--- start DATA EXTRACT ---
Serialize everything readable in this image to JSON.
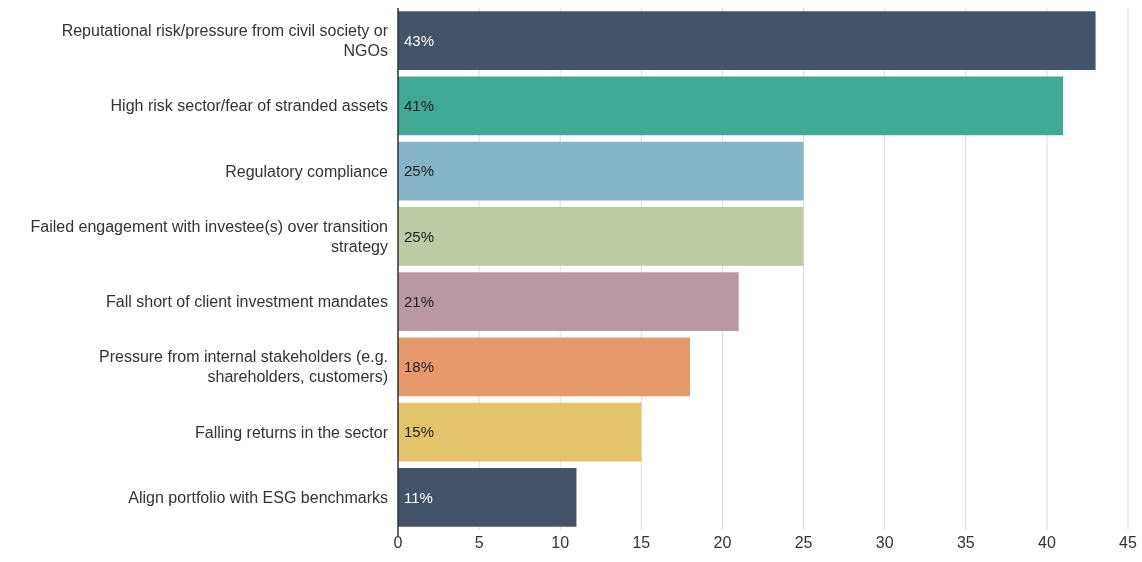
{
  "chart_data": {
    "type": "bar",
    "orientation": "horizontal",
    "categories": [
      "Reputational risk/pressure from civil society or NGOs",
      "High risk sector/fear of stranded assets",
      "Regulatory compliance",
      "Failed engagement with investee(s) over transition strategy",
      "Fall short of client investment mandates",
      "Pressure from internal stakeholders (e.g. shareholders, customers)",
      "Falling returns in the sector",
      "Align portfolio with ESG benchmarks"
    ],
    "values": [
      43,
      41,
      25,
      25,
      21,
      18,
      15,
      11
    ],
    "value_labels": [
      "43%",
      "41%",
      "25%",
      "25%",
      "21%",
      "18%",
      "15%",
      "11%"
    ],
    "colors": [
      "#435369",
      "#3fa994",
      "#86b4c8",
      "#bccba4",
      "#b998a3",
      "#e6996b",
      "#e3c46a",
      "#435369"
    ],
    "xlim": [
      0,
      45
    ],
    "xticks": [
      0,
      5,
      10,
      15,
      20,
      25,
      30,
      35,
      40,
      45
    ],
    "grid": "x"
  }
}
--- end DATA EXTRACT ---
■ SHORT TASK ■
Check each line of the data above for the word "risk", then state how many lines have it. Give the number alone.

■ FINISHED TASK ■
2